Go through the entries below and retype them exactly, omitting each picture.

━━━━━━━━━━━━━━━━━━━━━━━━━━━━━━

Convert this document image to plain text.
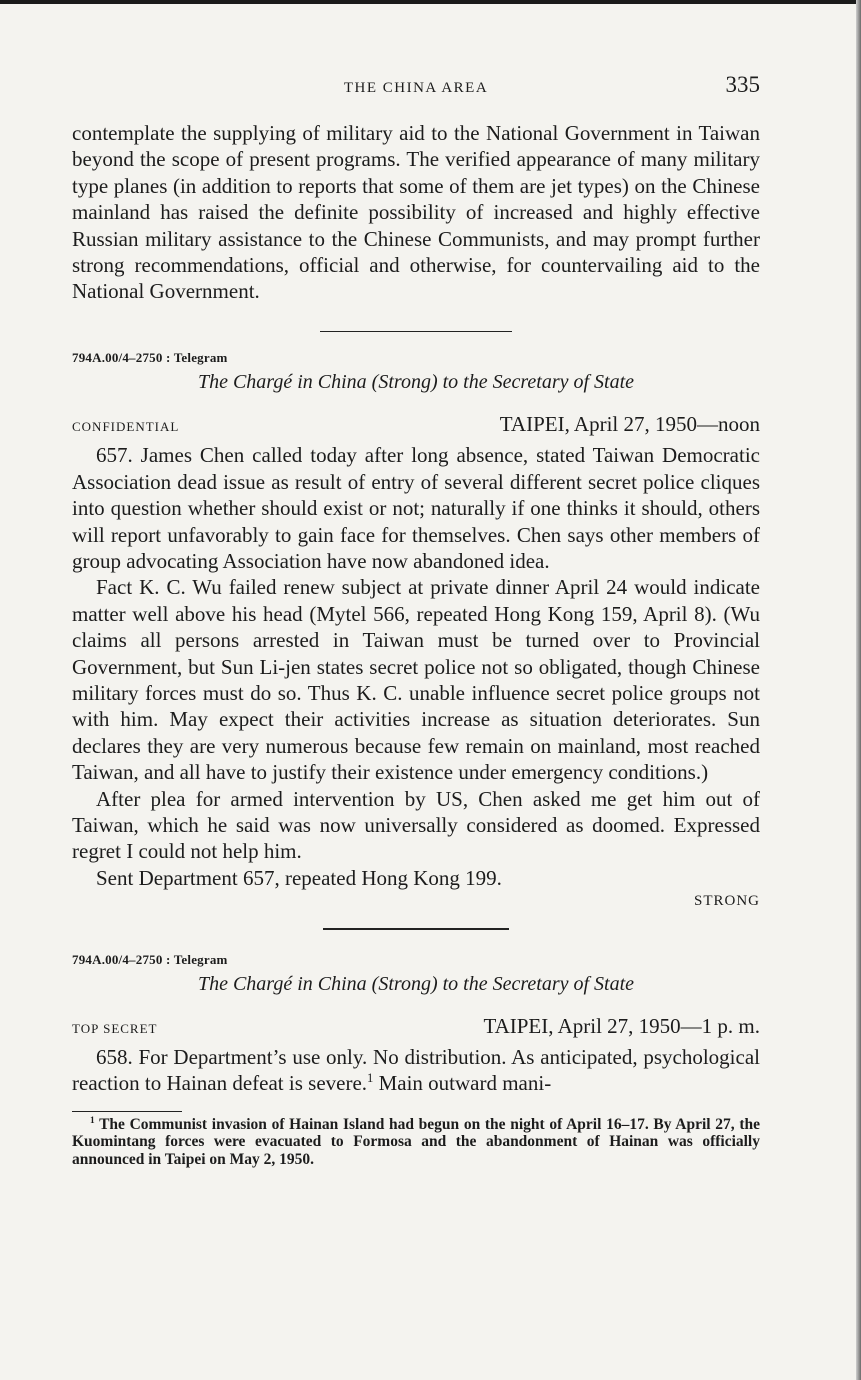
THE CHINA AREA	335

contemplate the supplying of military aid to the National Government in Taiwan beyond the scope of present programs. The verified appearance of many military type planes (in addition to reports that some of them are jet types) on the Chinese mainland has raised the definite possibility of increased and highly effective Russian military assistance to the Chinese Communists, and may prompt further strong recommendations, official and otherwise, for countervailing aid to the National Government.

794A.00/4–2750 : Telegram

The Chargé in China (Strong) to the Secretary of State

CONFIDENTIAL	TAIPEI, April 27, 1950—noon

657. James Chen called today after long absence, stated Taiwan Democratic Association dead issue as result of entry of several different secret police cliques into question whether should exist or not; naturally if one thinks it should, others will report unfavorably to gain face for themselves. Chen says other members of group advocating Association have now abandoned idea.

Fact K. C. Wu failed renew subject at private dinner April 24 would indicate matter well above his head (Mytel 566, repeated Hong Kong 159, April 8). (Wu claims all persons arrested in Taiwan must be turned over to Provincial Government, but Sun Li-jen states secret police not so obligated, though Chinese military forces must do so. Thus K. C. unable influence secret police groups not with him. May expect their activities increase as situation deteriorates. Sun declares they are very numerous because few remain on mainland, most reached Taiwan, and all have to justify their existence under emergency conditions.)

After plea for armed intervention by US, Chen asked me get him out of Taiwan, which he said was now universally considered as doomed. Expressed regret I could not help him.

Sent Department 657, repeated Hong Kong 199.

STRONG

794A.00/4–2750 : Telegram

The Chargé in China (Strong) to the Secretary of State

TOP SECRET	TAIPEI, April 27, 1950—1 p. m.

658. For Department’s use only. No distribution. As anticipated, psychological reaction to Hainan defeat is severe.$^1$ Main outward mani-

$^1$ The Communist invasion of Hainan Island had begun on the night of April 16–17. By April 27, the Kuomintang forces were evacuated to Formosa and the abandonment of Hainan was officially announced in Taipei on May 2, 1950.
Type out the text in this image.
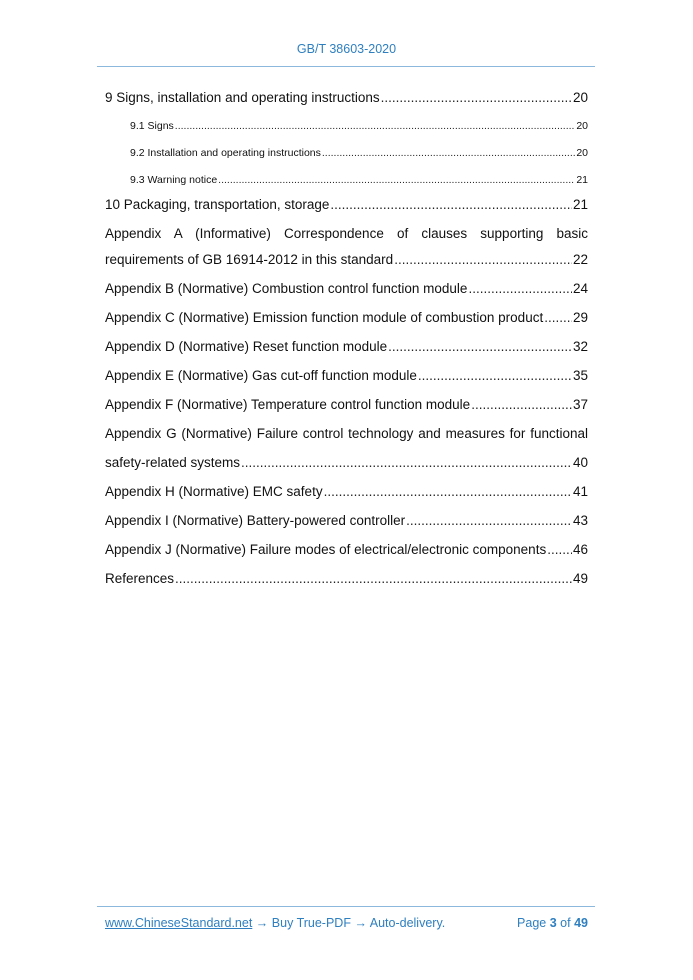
GB/T 38603-2020
9 Signs, installation and operating instructions .....	20
9.1 Signs .....	20
9.2 Installation and operating instructions .....	20
9.3 Warning notice .....	21
10 Packaging, transportation, storage .....	21
Appendix A (Informative) Correspondence of clauses supporting basic
requirements of GB 16914-2012 in this standard .....	22
Appendix B (Normative) Combustion control function module .....	24
Appendix C (Normative) Emission function module of combustion product ..... 29
Appendix D (Normative) Reset function module .....	32
Appendix E (Normative) Gas cut-off function module .....	35
Appendix F (Normative) Temperature control function module .....	37
Appendix G (Normative) Failure control technology and measures for functional
safety-related systems .....	40
Appendix H (Normative) EMC safety .....	41
Appendix I (Normative) Battery-powered controller .....	43
Appendix J (Normative) Failure modes of electrical/electronic components ..... 46
References .....	49
www.ChineseStandard.net → Buy True-PDF → Auto-delivery.	Page 3 of 49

━━━━━━━━━━━━━━━━━━━━━━━━━━━━━━

> [FINISHED ANSWER]:
Convert this document image to plain text.
THE CHINA AREA	335

contemplate the supplying of military aid to the National Government in Taiwan beyond the scope of present programs. The verified appearance of many military type planes (in addition to reports that some of them are jet types) on the Chinese mainland has raised the definite possibility of increased and highly effective Russian military assistance to the Chinese Communists, and may prompt further strong recommendations, official and otherwise, for countervailing aid to the National Government.

794A.00/4–2750 : Telegram

The Chargé in China (Strong) to the Secretary of State

CONFIDENTIAL	TAIPEI, April 27, 1950—noon

657. James Chen called today after long absence, stated Taiwan Democratic Association dead issue as result of entry of several different secret police cliques into question whether should exist or not; naturally if one thinks it should, others will report unfavorably to gain face for themselves. Chen says other members of group advocating Association have now abandoned idea.

Fact K. C. Wu failed renew subject at private dinner April 24 would indicate matter well above his head (Mytel 566, repeated Hong Kong 159, April 8). (Wu claims all persons arrested in Taiwan must be turned over to Provincial Government, but Sun Li-jen states secret police not so obligated, though Chinese military forces must do so. Thus K. C. unable influence secret police groups not with him. May expect their activities increase as situation deteriorates. Sun declares they are very numerous because few remain on mainland, most reached Taiwan, and all have to justify their existence under emergency conditions.)

After plea for armed intervention by US, Chen asked me get him out of Taiwan, which he said was now universally considered as doomed. Expressed regret I could not help him.

Sent Department 657, repeated Hong Kong 199.

STRONG

794A.00/4–2750 : Telegram

The Chargé in China (Strong) to the Secretary of State

TOP SECRET	TAIPEI, April 27, 1950—1 p. m.

658. For Department’s use only. No distribution. As anticipated, psychological reaction to Hainan defeat is severe.$^1$ Main outward mani-

$^1$ The Communist invasion of Hainan Island had begun on the night of April 16–17. By April 27, the Kuomintang forces were evacuated to Formosa and the abandonment of Hainan was officially announced in Taipei on May 2, 1950.
Type out the text in this image.
GB/T 38603-2020
9 Signs, installation and operating instructions .....	20
9.1 Signs .....	20
9.2 Installation and operating instructions .....	20
9.3 Warning notice .....	21
10 Packaging, transportation, storage .....	21
Appendix A (Informative) Correspondence of clauses supporting basic
requirements of GB 16914-2012 in this standard .....	22
Appendix B (Normative) Combustion control function module .....	24
Appendix C (Normative) Emission function module of combustion product ..... 29
Appendix D (Normative) Reset function module .....	32
Appendix E (Normative) Gas cut-off function module .....	35
Appendix F (Normative) Temperature control function module .....	37
Appendix G (Normative) Failure control technology and measures for functional
safety-related systems .....	40
Appendix H (Normative) EMC safety .....	41
Appendix I (Normative) Battery-powered controller .....	43
Appendix J (Normative) Failure modes of electrical/electronic components ..... 46
References .....	49
www.ChineseStandard.net → Buy True-PDF → Auto-delivery.	Page 3 of 49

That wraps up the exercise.